» **What you will do**: Can you retype every record below exactly as written?

::: Data supplied

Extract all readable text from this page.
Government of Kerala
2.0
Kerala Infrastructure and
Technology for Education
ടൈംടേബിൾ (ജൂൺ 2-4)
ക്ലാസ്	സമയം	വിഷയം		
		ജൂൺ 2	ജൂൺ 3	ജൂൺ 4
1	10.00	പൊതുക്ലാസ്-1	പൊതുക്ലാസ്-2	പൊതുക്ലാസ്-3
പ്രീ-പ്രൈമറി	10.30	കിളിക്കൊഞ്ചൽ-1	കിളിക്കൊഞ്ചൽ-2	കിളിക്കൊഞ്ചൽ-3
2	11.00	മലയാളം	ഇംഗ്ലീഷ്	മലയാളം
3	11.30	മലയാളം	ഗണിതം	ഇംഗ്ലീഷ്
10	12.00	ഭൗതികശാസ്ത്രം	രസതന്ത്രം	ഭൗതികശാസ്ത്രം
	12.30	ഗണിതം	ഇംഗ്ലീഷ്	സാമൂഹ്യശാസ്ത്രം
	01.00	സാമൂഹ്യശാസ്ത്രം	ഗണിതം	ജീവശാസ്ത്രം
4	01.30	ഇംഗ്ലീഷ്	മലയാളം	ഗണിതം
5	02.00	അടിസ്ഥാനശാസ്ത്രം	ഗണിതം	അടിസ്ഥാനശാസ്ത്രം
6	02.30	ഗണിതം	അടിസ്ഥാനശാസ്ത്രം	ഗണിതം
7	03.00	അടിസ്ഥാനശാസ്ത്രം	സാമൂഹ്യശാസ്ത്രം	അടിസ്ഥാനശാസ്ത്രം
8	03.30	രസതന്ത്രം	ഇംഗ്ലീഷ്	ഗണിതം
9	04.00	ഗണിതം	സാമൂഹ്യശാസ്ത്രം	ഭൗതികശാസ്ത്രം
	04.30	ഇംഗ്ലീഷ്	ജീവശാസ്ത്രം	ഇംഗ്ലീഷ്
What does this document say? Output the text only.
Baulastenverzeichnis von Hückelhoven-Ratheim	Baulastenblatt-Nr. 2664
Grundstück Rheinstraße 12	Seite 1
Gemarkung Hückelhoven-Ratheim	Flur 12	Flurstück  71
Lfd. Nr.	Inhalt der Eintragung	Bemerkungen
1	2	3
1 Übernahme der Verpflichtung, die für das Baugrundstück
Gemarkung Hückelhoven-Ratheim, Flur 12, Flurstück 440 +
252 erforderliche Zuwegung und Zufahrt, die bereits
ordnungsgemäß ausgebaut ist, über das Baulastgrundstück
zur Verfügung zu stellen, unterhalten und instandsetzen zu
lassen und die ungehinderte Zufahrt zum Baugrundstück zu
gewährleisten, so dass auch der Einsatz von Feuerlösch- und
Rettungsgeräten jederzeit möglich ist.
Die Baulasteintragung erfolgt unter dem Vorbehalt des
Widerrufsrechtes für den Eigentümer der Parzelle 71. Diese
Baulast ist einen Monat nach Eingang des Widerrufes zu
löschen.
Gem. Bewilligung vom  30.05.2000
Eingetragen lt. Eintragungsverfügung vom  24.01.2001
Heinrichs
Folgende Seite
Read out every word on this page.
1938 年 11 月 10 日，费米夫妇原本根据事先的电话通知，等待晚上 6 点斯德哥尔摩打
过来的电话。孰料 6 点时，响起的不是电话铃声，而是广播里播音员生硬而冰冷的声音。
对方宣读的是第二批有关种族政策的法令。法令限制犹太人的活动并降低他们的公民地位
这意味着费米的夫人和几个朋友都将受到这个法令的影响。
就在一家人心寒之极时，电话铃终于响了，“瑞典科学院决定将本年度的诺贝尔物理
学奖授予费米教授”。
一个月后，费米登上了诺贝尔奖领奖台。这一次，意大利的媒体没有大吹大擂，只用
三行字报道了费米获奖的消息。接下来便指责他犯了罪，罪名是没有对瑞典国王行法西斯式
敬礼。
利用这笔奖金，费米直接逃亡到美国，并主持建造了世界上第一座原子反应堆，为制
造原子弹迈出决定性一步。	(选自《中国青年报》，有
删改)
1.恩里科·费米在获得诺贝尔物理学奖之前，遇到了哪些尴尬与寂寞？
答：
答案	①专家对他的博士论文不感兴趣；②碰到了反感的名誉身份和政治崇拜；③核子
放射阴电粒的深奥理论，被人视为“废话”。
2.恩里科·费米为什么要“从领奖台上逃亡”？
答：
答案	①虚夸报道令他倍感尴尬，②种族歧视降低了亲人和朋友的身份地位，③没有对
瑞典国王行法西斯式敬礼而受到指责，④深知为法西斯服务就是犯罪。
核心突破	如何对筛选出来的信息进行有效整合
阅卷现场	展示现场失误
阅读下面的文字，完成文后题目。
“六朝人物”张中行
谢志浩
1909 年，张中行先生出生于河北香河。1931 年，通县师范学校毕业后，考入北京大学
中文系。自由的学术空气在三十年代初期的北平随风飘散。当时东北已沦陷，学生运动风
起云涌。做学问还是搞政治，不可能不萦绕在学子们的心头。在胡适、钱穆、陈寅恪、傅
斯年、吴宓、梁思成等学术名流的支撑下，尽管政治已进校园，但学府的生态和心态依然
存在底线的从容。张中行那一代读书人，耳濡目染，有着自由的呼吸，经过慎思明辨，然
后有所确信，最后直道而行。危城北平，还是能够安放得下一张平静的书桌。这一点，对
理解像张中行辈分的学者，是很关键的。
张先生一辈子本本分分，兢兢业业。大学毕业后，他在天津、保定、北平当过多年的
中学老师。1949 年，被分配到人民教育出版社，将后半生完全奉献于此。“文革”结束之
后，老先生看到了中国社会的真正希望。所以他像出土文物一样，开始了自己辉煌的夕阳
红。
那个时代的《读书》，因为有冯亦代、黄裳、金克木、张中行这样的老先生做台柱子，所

::::::

» **Result for this task**:
Extract all readable text from this page.
Government of Kerala
2.0
Kerala Infrastructure and
Technology for Education
ടൈംടേബിൾ (ജൂൺ 2-4)
ക്ലാസ്	സമയം	വിഷയം		
		ജൂൺ 2	ജൂൺ 3	ജൂൺ 4
1	10.00	പൊതുക്ലാസ്-1	പൊതുക്ലാസ്-2	പൊതുക്ലാസ്-3
പ്രീ-പ്രൈമറി	10.30	കിളിക്കൊഞ്ചൽ-1	കിളിക്കൊഞ്ചൽ-2	കിളിക്കൊഞ്ചൽ-3
2	11.00	മലയാളം	ഇംഗ്ലീഷ്	മലയാളം
3	11.30	മലയാളം	ഗണിതം	ഇംഗ്ലീഷ്
10	12.00	ഭൗതികശാസ്ത്രം	രസതന്ത്രം	ഭൗതികശാസ്ത്രം
	12.30	ഗണിതം	ഇംഗ്ലീഷ്	സാമൂഹ്യശാസ്ത്രം
	01.00	സാമൂഹ്യശാസ്ത്രം	ഗണിതം	ജീവശാസ്ത്രം
4	01.30	ഇംഗ്ലീഷ്	മലയാളം	ഗണിതം
5	02.00	അടിസ്ഥാനശാസ്ത്രം	ഗണിതം	അടിസ്ഥാനശാസ്ത്രം
6	02.30	ഗണിതം	അടിസ്ഥാനശാസ്ത്രം	ഗണിതം
7	03.00	അടിസ്ഥാനശാസ്ത്രം	സാമൂഹ്യശാസ്ത്രം	അടിസ്ഥാനശാസ്ത്രം
8	03.30	രസതന്ത്രം	ഇംഗ്ലീഷ്	ഗണിതം
9	04.00	ഗണിതം	സാമൂഹ്യശാസ്ത്രം	ഭൗതികശാസ്ത്രം
	04.30	ഇംഗ്ലീഷ്	ജീവശാസ്ത്രം	ഇംഗ്ലീഷ്
What does this document say? Output the text only.
Baulastenverzeichnis von Hückelhoven-Ratheim	Baulastenblatt-Nr. 2664
Grundstück Rheinstraße 12	Seite 1
Gemarkung Hückelhoven-Ratheim	Flur 12	Flurstück  71
Lfd. Nr.	Inhalt der Eintragung	Bemerkungen
1	2	3
1 Übernahme der Verpflichtung, die für das Baugrundstück
Gemarkung Hückelhoven-Ratheim, Flur 12, Flurstück 440 +
252 erforderliche Zuwegung und Zufahrt, die bereits
ordnungsgemäß ausgebaut ist, über das Baulastgrundstück
zur Verfügung zu stellen, unterhalten und instandsetzen zu
lassen und die ungehinderte Zufahrt zum Baugrundstück zu
gewährleisten, so dass auch der Einsatz von Feuerlösch- und
Rettungsgeräten jederzeit möglich ist.
Die Baulasteintragung erfolgt unter dem Vorbehalt des
Widerrufsrechtes für den Eigentümer der Parzelle 71. Diese
Baulast ist einen Monat nach Eingang des Widerrufes zu
löschen.
Gem. Bewilligung vom  30.05.2000
Eingetragen lt. Eintragungsverfügung vom  24.01.2001
Heinrichs
Folgende Seite
Read out every word on this page.
1938 年 11 月 10 日，费米夫妇原本根据事先的电话通知，等待晚上 6 点斯德哥尔摩打
过来的电话。孰料 6 点时，响起的不是电话铃声，而是广播里播音员生硬而冰冷的声音。
对方宣读的是第二批有关种族政策的法令。法令限制犹太人的活动并降低他们的公民地位
这意味着费米的夫人和几个朋友都将受到这个法令的影响。
就在一家人心寒之极时，电话铃终于响了，“瑞典科学院决定将本年度的诺贝尔物理
学奖授予费米教授”。
一个月后，费米登上了诺贝尔奖领奖台。这一次，意大利的媒体没有大吹大擂，只用
三行字报道了费米获奖的消息。接下来便指责他犯了罪，罪名是没有对瑞典国王行法西斯式
敬礼。
利用这笔奖金，费米直接逃亡到美国，并主持建造了世界上第一座原子反应堆，为制
造原子弹迈出决定性一步。	(选自《中国青年报》，有
删改)
1.恩里科·费米在获得诺贝尔物理学奖之前，遇到了哪些尴尬与寂寞？
答：
答案	①专家对他的博士论文不感兴趣；②碰到了反感的名誉身份和政治崇拜；③核子
放射阴电粒的深奥理论，被人视为“废话”。
2.恩里科·费米为什么要“从领奖台上逃亡”？
答：
答案	①虚夸报道令他倍感尴尬，②种族歧视降低了亲人和朋友的身份地位，③没有对
瑞典国王行法西斯式敬礼而受到指责，④深知为法西斯服务就是犯罪。
核心突破	如何对筛选出来的信息进行有效整合
阅卷现场	展示现场失误
阅读下面的文字，完成文后题目。
“六朝人物”张中行
谢志浩
1909 年，张中行先生出生于河北香河。1931 年，通县师范学校毕业后，考入北京大学
中文系。自由的学术空气在三十年代初期的北平随风飘散。当时东北已沦陷，学生运动风
起云涌。做学问还是搞政治，不可能不萦绕在学子们的心头。在胡适、钱穆、陈寅恪、傅
斯年、吴宓、梁思成等学术名流的支撑下，尽管政治已进校园，但学府的生态和心态依然
存在底线的从容。张中行那一代读书人，耳濡目染，有着自由的呼吸，经过慎思明辨，然
后有所确信，最后直道而行。危城北平，还是能够安放得下一张平静的书桌。这一点，对
理解像张中行辈分的学者，是很关键的。
张先生一辈子本本分分，兢兢业业。大学毕业后，他在天津、保定、北平当过多年的
中学老师。1949 年，被分配到人民教育出版社，将后半生完全奉献于此。“文革”结束之
后，老先生看到了中国社会的真正希望。所以他像出土文物一样，开始了自己辉煌的夕阳
红。
那个时代的《读书》，因为有冯亦代、黄裳、金克木、张中行这样的老先生做台柱子，所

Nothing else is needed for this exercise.